* Textauszug
+ + + + +
Die Versicherungspflicht der Klägerin ist jedoch gemäß § 5 Abs. 11 SGB V ausgeschlossen. Bei dieser Vorschrift handelt es sich um die hier einschlägige Rechtsgrundlage, die durch das GKV-Wettbewerbsgesetz eingefügt wurde, am 1.4.2007 in Kraft getreten ist und explizit die Frage der Versicherungspflicht für ausländische Staatsangehörige regelt. Danach werden Ausländer, die nicht einem EU- oder EWR-Mitgliedstaat oder der Schweiz angehören, von der Regelung des § 5 Abs. 1 Nr. 13 SGB V nur erfasst, wenn sie eine Niederlassungserlaubnis oder eine Aufenthaltserlaubnis mit einer Befristung auf mehr als zwölf Monate nach dem Aufenthaltsgesetz besitzen und für die Erteilung des Aufenthaltstitels keine Verpflichtung zur Sicherung des Lebensunterhalts nach § 5 Abs. 1 Nr. 1 des Aufenthaltsgesetzes besteht. Diese Voraussetzungen erfüllt die Klägerin gerade nicht. Zwar verfügt sie über eine Aufenthaltserlaubnis mit einer Befristung auf mehr als zwölf Monate. Für die Erteilung der Aufenthaltserlaubnis ist jedoch die Verpflichtung zur Sicherung des Lebensunterhaltes nach § 5 Abs. 1 Nr. 1 AufenthG Voraussetzung. Dies ergibt sich zur Überzeugung des Gerichts sowohl aus den einschlägigen Bleiberechtsregelungen als auch aus der Auswertung der beigezogenen Akte der zuständigen Ausländerbehörde der Beigeladenen.
Die Klägerin ist afghanische Staatsangehörige. Sie verfügt über einen Aufenthaltstitel nach § 23 Abs. 1 AufenthG, der auf der "Bleiberechtsregelung für afghanische Staatsangehörige sowie Rückführung afghanischer Staatsangehöriger" (Erlass des Hessischen Ministeriums des Innern und für Sport vom 17. Mai 2005 – II 41 – 23 d) beruht.

Für alte Menschen, die wie die Klägerin am 24.06.2005 das 65. Lebensjahr vollendet hatten, wird eine Aufenthaltserlaubnis danach weiterhin erteilt, "wenn sie in Afghanistan keine Familie, dafür aber im Bundesgebiet Angehörige mit dauerhaftem Aufenthalt haben und sichergestellt ist, dass für diesen Personenkreis keine Sozialleistungen mit Ausnahme von Leistungen für die Versorgung im Krankheitsfalle und bei Pflegebedürftigkeit in Anspruch genommen werden.
+ + + + +
* Datenauszug
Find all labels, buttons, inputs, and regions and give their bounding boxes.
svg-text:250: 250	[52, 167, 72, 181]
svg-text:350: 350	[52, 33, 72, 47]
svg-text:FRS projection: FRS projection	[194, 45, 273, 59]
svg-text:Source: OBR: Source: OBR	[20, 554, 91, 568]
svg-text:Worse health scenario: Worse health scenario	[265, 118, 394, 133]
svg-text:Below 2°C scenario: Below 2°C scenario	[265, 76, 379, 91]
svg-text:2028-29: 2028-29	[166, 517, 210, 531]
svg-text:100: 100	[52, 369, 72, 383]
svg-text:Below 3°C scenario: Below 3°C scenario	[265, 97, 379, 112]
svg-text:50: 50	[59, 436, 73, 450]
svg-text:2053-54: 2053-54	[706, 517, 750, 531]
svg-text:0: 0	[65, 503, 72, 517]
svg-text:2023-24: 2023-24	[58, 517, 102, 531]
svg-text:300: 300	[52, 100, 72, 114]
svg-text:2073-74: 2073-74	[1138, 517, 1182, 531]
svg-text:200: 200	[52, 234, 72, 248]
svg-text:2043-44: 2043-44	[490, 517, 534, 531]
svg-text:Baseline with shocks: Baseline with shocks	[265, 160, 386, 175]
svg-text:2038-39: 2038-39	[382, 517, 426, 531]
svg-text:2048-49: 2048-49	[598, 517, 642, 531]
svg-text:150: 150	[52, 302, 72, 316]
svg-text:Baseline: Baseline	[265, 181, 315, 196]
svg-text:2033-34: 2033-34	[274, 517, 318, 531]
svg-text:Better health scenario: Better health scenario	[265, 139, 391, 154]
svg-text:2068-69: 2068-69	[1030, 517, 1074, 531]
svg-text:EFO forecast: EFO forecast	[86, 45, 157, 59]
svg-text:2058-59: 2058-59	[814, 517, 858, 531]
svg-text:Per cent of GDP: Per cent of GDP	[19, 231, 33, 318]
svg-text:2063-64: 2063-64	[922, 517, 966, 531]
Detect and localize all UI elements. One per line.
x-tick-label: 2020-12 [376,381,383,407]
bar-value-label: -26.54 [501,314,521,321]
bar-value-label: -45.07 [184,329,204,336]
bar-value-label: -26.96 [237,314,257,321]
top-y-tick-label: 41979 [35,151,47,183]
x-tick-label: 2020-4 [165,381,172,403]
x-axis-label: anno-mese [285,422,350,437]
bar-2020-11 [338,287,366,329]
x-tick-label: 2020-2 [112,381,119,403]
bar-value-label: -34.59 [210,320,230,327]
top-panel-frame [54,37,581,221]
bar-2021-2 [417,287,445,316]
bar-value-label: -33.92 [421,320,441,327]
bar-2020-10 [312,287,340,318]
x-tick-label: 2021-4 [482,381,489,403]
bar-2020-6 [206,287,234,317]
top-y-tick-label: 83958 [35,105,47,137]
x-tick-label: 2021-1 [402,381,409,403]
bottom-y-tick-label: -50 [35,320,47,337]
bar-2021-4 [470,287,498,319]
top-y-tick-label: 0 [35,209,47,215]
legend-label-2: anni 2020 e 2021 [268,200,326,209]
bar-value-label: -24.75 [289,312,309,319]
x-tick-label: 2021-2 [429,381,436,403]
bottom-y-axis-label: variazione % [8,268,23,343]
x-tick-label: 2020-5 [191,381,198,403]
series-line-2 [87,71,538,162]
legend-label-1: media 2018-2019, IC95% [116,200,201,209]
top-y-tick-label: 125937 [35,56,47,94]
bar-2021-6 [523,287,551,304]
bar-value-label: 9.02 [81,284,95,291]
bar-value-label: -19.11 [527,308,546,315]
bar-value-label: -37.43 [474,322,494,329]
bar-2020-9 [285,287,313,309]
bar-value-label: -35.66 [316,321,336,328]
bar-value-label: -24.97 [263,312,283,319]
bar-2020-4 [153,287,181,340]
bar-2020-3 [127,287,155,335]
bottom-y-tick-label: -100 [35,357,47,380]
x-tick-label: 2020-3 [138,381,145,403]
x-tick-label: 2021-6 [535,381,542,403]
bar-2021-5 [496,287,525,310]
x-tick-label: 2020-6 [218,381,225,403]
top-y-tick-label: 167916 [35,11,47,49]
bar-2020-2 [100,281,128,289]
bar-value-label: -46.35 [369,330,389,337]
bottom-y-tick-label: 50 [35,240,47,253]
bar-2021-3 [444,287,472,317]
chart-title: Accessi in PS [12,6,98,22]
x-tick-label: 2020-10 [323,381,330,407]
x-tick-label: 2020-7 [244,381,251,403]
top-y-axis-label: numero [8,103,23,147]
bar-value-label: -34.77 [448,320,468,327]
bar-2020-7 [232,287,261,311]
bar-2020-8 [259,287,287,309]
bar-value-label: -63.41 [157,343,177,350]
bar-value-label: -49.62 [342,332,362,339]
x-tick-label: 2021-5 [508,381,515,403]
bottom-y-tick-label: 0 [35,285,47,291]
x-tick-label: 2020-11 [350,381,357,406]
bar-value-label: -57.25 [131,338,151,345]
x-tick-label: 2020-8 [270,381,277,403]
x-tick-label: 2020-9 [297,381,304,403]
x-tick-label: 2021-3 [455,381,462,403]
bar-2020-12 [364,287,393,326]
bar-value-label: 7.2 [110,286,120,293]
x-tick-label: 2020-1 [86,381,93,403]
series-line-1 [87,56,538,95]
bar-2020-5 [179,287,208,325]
+ + + + +
* Aufgaben
A: Geben Sie den Textauszug zur Versicherungspflicht von "Die Klägerin ist" bis einschließlich "Anspruch genommen werden." wieder und benennen Sie dabei "Klägerin" in "Antragstellerin" um.
B: Schreiben Sie den Textauszug zur Versicherungspflicht im Anschluss an seinen letzten Satz weiter.
Die Einträge haben mit dem Textauszug zur Versicherungspflicht nichts zu tun.

* Lösungen
A:
Die Antragstellerin ist afghanische Staatsangehörige. Sie verfügt über einen Aufenthaltstitel nach § 23 Abs. 1 AufenthG, der auf der "Bleiberechtsregelung für afghanische Staatsangehörige sowie Rückführung afghanischer Staatsangehöriger" (Erlass des Hessischen Ministeriums des Innern und für Sport vom 17. Mai 2005 – II 41 – 23 d) beruht.

Für alte Menschen, die wie die Antragstellerin am 24.06.2005 das 65. Lebensjahr vollendet hatten, wird eine Aufenthaltserlaubnis danach weiterhin erteilt, "wenn sie in Afghanistan keine Familie, dafür aber im Bundesgebiet Angehörige mit dauerhaftem Aufenthalt haben und sichergestellt ist, dass für diesen Personenkreis keine Sozialleistungen mit Ausnahme von Leistungen für die Versorgung im Krankheitsfalle und bei Pflegebedürftigkeit in Anspruch genommen werden.

B:
Von einer Sicherung des Lebensunterhaltes ohne Inanspruchnahme von Sozialleistungen kann ausgegangen werden, wenn sichergestellt ist, dass unterhaltsverpflichtete Familienangehörige auch in die Unterhaltsverpflichtung genommen werden können. Bei nicht unterhaltspflichtigen Angehörigen ist der Nachweis über die Sicherung des Lebensunterhaltes über eine Verpflichtungserklärung nach § 68 AufenthG zu erbringen."

Nach diesen Vorgaben ist eindeutig, dass im Falle der Klägerin, deren 4 Kinder ebenfalls im Bundesgebiet leben, eine Verpflichtung zur Sicherung des Lebensunterhaltes als Voraussetzung für die weitere Erteilung der Aufenthaltserlaubnis besteht.

Gemäß diesen Vorgaben ist die Ausländerbehörde der Beigeladenen auch verfahren. Dass der Unterhaltsverpflichtung seitens der Kinder konkret nachgekommen wurde, ergibt sich aus der Akte der Ausländerbehörde (Bl. 127 und 129), wo dokumentiert ist, dass der Sohn Z. schriftlich erklärt hat, seine Mutter beim Lebensunterhalt zu unterstützen und auch seitens der Behörde festgestellt wird, dass es diesbezüglich noch nie Probleme gab. Nach Auskunft der Ausländerbehörde ist die im vorliegende Verfahren abgegebene Erklärung des Sohnes als Verpflichtungserklärung gedeutet worden und auch zur Überzeugung des Gerichts so zu verstehen.
Eine Verpflichtungsklärung erfasst nach § 68 Aufenthaltsgesetz auch die Versorgung im Krankheitsfall. Die Dauer der Haftung aus der Verpflichtungserklärung erstreckt sich auf die den gesamten sich an die Einreise anschließende Aufenthalt, auch auf Zeiträume einer Verlängerung. Eine einseitige Lösung von der Erklärung ist wie von der Prozessbevollmächtigten vorgetragen, gesetzlich nicht vorgesehen und widerspricht auch dem Gesetzeszweck. Darüber hinaus entbindet dies auch nicht von der gesetzlichen Unterhaltsverpflichtung.

Nach alldem konnte die Klage keinen Erfolg haben.

Die Kostenentscheidung beruht auf § 193 SGG und folgt der Entscheidung in der Hauptsache.